## Set problem
Copy out all of the lines below character for character, without changing, adding or dropping anything.

## Supplied records

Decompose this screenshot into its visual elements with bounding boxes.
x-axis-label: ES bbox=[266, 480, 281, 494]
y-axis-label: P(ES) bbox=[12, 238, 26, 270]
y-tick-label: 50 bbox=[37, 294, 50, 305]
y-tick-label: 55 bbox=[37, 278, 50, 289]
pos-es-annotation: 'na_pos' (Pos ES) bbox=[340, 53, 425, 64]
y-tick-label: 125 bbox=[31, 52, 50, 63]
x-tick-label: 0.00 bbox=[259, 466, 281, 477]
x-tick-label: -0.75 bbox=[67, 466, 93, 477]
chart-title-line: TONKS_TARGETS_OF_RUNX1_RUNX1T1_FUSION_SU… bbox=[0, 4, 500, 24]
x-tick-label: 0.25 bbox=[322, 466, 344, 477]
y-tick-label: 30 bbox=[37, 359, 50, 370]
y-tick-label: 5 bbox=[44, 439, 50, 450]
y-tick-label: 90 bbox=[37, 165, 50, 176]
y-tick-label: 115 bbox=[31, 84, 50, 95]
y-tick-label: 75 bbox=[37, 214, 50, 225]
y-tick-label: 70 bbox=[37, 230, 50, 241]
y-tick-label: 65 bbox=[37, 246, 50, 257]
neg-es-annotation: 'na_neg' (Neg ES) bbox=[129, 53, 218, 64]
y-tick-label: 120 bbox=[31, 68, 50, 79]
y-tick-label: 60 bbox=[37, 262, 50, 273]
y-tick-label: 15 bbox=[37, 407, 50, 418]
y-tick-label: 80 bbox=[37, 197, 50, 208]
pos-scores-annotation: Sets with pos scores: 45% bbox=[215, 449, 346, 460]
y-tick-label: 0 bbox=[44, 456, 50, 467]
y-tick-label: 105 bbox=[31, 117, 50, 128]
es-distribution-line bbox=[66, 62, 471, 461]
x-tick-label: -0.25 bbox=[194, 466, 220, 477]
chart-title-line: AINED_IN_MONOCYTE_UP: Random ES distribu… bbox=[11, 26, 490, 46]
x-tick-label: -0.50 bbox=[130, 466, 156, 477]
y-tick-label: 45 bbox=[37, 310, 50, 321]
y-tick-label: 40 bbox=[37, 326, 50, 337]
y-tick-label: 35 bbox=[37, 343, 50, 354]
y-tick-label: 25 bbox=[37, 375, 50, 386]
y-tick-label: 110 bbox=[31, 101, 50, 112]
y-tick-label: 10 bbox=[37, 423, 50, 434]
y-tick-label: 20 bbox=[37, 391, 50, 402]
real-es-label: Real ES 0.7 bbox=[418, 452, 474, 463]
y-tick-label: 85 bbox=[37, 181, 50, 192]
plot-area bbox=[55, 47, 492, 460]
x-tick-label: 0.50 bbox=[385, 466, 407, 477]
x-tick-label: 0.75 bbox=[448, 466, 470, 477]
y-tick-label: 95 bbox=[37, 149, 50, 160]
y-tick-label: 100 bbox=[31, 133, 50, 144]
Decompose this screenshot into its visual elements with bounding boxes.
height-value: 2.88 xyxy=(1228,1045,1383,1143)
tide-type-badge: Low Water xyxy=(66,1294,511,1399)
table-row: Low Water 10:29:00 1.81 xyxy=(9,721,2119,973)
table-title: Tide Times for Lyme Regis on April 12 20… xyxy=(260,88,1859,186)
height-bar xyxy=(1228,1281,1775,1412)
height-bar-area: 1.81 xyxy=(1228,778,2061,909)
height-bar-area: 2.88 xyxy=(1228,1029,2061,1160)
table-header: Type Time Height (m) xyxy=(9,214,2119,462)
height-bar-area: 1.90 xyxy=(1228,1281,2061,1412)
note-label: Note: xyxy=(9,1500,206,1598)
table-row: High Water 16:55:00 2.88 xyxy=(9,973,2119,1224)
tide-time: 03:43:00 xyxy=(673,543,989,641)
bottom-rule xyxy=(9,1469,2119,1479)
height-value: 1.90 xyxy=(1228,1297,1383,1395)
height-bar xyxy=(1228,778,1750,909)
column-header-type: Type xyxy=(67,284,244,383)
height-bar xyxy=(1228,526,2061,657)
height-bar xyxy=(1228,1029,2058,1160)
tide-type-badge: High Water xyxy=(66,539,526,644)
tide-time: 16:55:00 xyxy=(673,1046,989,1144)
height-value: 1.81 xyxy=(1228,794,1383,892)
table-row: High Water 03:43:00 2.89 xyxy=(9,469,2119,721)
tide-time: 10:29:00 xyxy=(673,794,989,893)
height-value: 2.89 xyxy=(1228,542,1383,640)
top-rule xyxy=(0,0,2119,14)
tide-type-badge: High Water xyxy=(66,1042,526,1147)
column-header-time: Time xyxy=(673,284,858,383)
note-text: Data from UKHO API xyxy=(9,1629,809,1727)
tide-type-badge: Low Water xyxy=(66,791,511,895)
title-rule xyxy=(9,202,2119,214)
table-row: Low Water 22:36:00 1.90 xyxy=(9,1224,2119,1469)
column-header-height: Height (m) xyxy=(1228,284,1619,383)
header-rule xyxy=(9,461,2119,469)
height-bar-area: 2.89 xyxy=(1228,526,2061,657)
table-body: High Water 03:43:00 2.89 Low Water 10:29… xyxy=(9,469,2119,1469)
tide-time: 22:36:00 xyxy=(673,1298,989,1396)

## Reply to the exercise
Decompose this screenshot into its visual elements with bounding boxes.
x-axis-label: ES bbox=[266, 480, 281, 494]
y-axis-label: P(ES) bbox=[12, 238, 26, 270]
y-tick-label: 50 bbox=[37, 294, 50, 305]
y-tick-label: 55 bbox=[37, 278, 50, 289]
pos-es-annotation: 'na_pos' (Pos ES) bbox=[340, 53, 425, 64]
y-tick-label: 125 bbox=[31, 52, 50, 63]
x-tick-label: 0.00 bbox=[259, 466, 281, 477]
x-tick-label: -0.75 bbox=[67, 466, 93, 477]
chart-title-line: TONKS_TARGETS_OF_RUNX1_RUNX1T1_FUSION_SU… bbox=[0, 4, 500, 24]
x-tick-label: 0.25 bbox=[322, 466, 344, 477]
y-tick-label: 30 bbox=[37, 359, 50, 370]
y-tick-label: 5 bbox=[44, 439, 50, 450]
y-tick-label: 90 bbox=[37, 165, 50, 176]
y-tick-label: 115 bbox=[31, 84, 50, 95]
y-tick-label: 75 bbox=[37, 214, 50, 225]
y-tick-label: 70 bbox=[37, 230, 50, 241]
y-tick-label: 65 bbox=[37, 246, 50, 257]
neg-es-annotation: 'na_neg' (Neg ES) bbox=[129, 53, 218, 64]
y-tick-label: 120 bbox=[31, 68, 50, 79]
y-tick-label: 60 bbox=[37, 262, 50, 273]
y-tick-label: 15 bbox=[37, 407, 50, 418]
y-tick-label: 80 bbox=[37, 197, 50, 208]
pos-scores-annotation: Sets with pos scores: 45% bbox=[215, 449, 346, 460]
y-tick-label: 0 bbox=[44, 456, 50, 467]
y-tick-label: 105 bbox=[31, 117, 50, 128]
es-distribution-line bbox=[66, 62, 471, 461]
x-tick-label: -0.25 bbox=[194, 466, 220, 477]
chart-title-line: AINED_IN_MONOCYTE_UP: Random ES distribu… bbox=[11, 26, 490, 46]
x-tick-label: -0.50 bbox=[130, 466, 156, 477]
y-tick-label: 45 bbox=[37, 310, 50, 321]
y-tick-label: 40 bbox=[37, 326, 50, 337]
y-tick-label: 35 bbox=[37, 343, 50, 354]
y-tick-label: 25 bbox=[37, 375, 50, 386]
y-tick-label: 110 bbox=[31, 101, 50, 112]
y-tick-label: 10 bbox=[37, 423, 50, 434]
y-tick-label: 20 bbox=[37, 391, 50, 402]
real-es-label: Real ES 0.7 bbox=[418, 452, 474, 463]
y-tick-label: 85 bbox=[37, 181, 50, 192]
plot-area bbox=[55, 47, 492, 460]
x-tick-label: 0.50 bbox=[385, 466, 407, 477]
x-tick-label: 0.75 bbox=[448, 466, 470, 477]
y-tick-label: 95 bbox=[37, 149, 50, 160]
y-tick-label: 100 bbox=[31, 133, 50, 144]
Decompose this screenshot into its visual elements with bounding boxes.
height-value: 2.88 xyxy=(1228,1045,1383,1143)
tide-type-badge: Low Water xyxy=(66,1294,511,1399)
table-row: Low Water 10:29:00 1.81 xyxy=(9,721,2119,973)
table-title: Tide Times for Lyme Regis on April 12 20… xyxy=(260,88,1859,186)
height-bar xyxy=(1228,1281,1775,1412)
height-bar-area: 1.81 xyxy=(1228,778,2061,909)
height-bar-area: 2.88 xyxy=(1228,1029,2061,1160)
table-header: Type Time Height (m) xyxy=(9,214,2119,462)
height-bar-area: 1.90 xyxy=(1228,1281,2061,1412)
note-label: Note: xyxy=(9,1500,206,1598)
table-row: High Water 16:55:00 2.88 xyxy=(9,973,2119,1224)
tide-time: 03:43:00 xyxy=(673,543,989,641)
bottom-rule xyxy=(9,1469,2119,1479)
height-value: 1.90 xyxy=(1228,1297,1383,1395)
height-bar xyxy=(1228,778,1750,909)
column-header-type: Type xyxy=(67,284,244,383)
height-bar xyxy=(1228,526,2061,657)
height-bar xyxy=(1228,1029,2058,1160)
tide-type-badge: High Water xyxy=(66,539,526,644)
tide-time: 16:55:00 xyxy=(673,1046,989,1144)
height-value: 1.81 xyxy=(1228,794,1383,892)
table-row: High Water 03:43:00 2.89 xyxy=(9,469,2119,721)
tide-time: 10:29:00 xyxy=(673,794,989,893)
height-value: 2.89 xyxy=(1228,542,1383,640)
top-rule xyxy=(0,0,2119,14)
tide-type-badge: High Water xyxy=(66,1042,526,1147)
column-header-time: Time xyxy=(673,284,858,383)
note-text: Data from UKHO API xyxy=(9,1629,809,1727)
tide-type-badge: Low Water xyxy=(66,791,511,895)
title-rule xyxy=(9,202,2119,214)
table-row: Low Water 22:36:00 1.90 xyxy=(9,1224,2119,1469)
column-header-height: Height (m) xyxy=(1228,284,1619,383)
header-rule xyxy=(9,461,2119,469)
height-bar-area: 2.89 xyxy=(1228,526,2061,657)
table-body: High Water 03:43:00 2.89 Low Water 10:29… xyxy=(9,469,2119,1469)
tide-time: 22:36:00 xyxy=(673,1298,989,1396)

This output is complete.